● Quoted passage:
◆ ◆ ◆ ◆ ◆

Lot Control

A reel of 5000 and a strip of cut tape are not the same stock, even when they hold the same part. Without lot control, PartsBox knows only the total: you add to it, you remove from it, and all you can see is the quantity. You cannot tell one reel from another, what each cost, or which one a build used.

With lot control, every batch you receive is a distinct lot, with its own quantity, storage location, purchase price, and source. Buy a reel of 5000 10µF capacitors and store it in A1, then buy a second reel and put it in the same bin, and the total is 10,000 — but PartsBox keeps them as two lots of 5,000, each with its own order and its own cost. When you build, you pick the lot you draw from, and PartsBox tracks what is left on each.

Lots work the same way for parts that are measured rather than counted. One lot of wire might start as a spool of 100 meters and another as a spool of 50 meters, and PartsBox tracks the remaining length of each in the part's unit of measure as you consume it.

What is usable, and what is not

The total on hand and the amount you can actually build with are two different numbers, and lot control keeps them apart. Tag a lot as quarantined, mark it expired, or note that it has gone to a contract manufacturer, and PartsBox leaves it out when it picks stock for a build. Ship one reel of that 10µF capacitor to your CM and the total is still 10,000, but only 5,000 is usable on-site.

Tags drive this. Tag a lot as belonging to a customer or as house stock, and you can build a job only from the lots it is allowed to use — the way consigned inventory has to work. Record a use-by date, and with strict expiration turned on, PartsBox refuses to build from a lot that has expired.

Exact per-lot cost

Each lot keeps the price you paid for it. When a build consumes parts, the cost comes from the specific lots it used, and a lot split inherits the cost of its parent. Build cost and inventory value then reflect what you actually paid, lot by lot, instead of a blended average across every purchase. This is the only way to get an exact cost of goods for a production batch when component prices move between orders.

Without lot control, valuation falls back to weighted-average cost. That is a reasonable approximation, but it cannot follow the price differences between one purchase and the next.

Traceability follows from lot control

Because every build records the exact lots it consumed, lot control gives you two-way traceability: forward from a supplier lot to the devices that used it, and backward from a device to its sources. Turn on serial numbers and every unit you build becomes its own lot, with a unique code that carries its test and service records.

◆ ◆ ◆ ◆ ◆

● Dataset records:
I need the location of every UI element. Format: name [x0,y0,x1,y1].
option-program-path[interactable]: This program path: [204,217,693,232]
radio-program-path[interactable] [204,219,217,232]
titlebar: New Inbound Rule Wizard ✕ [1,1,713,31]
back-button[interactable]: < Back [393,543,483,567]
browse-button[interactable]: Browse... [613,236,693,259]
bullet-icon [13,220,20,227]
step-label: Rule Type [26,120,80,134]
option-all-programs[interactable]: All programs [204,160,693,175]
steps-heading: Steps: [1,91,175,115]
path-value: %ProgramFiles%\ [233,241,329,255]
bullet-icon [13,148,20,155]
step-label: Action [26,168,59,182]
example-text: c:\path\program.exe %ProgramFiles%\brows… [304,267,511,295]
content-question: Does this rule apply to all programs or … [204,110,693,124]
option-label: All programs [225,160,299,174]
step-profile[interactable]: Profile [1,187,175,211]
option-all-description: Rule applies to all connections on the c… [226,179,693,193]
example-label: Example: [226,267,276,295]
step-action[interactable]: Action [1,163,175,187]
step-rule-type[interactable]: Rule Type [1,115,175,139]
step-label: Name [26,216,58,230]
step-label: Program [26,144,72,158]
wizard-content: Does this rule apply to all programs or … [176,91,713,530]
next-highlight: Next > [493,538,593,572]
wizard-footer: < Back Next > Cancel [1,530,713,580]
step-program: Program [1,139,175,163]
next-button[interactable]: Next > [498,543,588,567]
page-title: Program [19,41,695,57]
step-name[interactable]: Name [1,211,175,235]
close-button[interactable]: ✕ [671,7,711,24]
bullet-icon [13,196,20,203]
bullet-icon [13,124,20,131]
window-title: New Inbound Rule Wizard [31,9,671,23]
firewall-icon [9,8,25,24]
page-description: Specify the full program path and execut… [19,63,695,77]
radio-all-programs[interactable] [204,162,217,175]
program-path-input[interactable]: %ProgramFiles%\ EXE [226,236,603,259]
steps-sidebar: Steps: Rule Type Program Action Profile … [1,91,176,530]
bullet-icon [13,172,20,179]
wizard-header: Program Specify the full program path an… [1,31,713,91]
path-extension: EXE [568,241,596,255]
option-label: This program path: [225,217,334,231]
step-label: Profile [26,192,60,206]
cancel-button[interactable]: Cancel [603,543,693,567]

◆ ◆ ◆ ◆ ◆

● Activity list:
1. In the lot control text, what valuation method is used when lot control is off?
2. The lot control text says each batch you receive gets several attributes of its own. List them.
3. Write the next part of the lot control text, starting after its last sentence.

● Answer section:
1. Weighted-average cost.

2. Quantity, storage location, purchase price, and source.

3.
Lot control without the overhead

Most small and medium manufacturers skip lot control, because traditional systems make it expensive: software to buy, staff to train, and careful data entry for every lot received, stored, and consumed. PartsBox removes almost all of that overhead, so you get the benefit without a rollout project.

When you add stock, lot information is optional. Enter your own lot name, a description, an expiration date, and comments if you want them, or enter nothing and PartsBox still assigns a unique lot ID and shows a short 8-character code everywhere. Lot control can be strict or relaxed. Under strict control, stock with no lot cannot be used for a build, so older stock has to be removed and added again. Under relaxed control, any stock can build, with less traceability.

This is the lot information for a single part:

The screen gathers the lot's value summary — purchase quantity, unit cost, purchase value, current quantity, and current value — the part data, where the lot came from, which builds used it, and which sub-assembly parts contain it. For a part with a unit of measure, every quantity is shown in that unit.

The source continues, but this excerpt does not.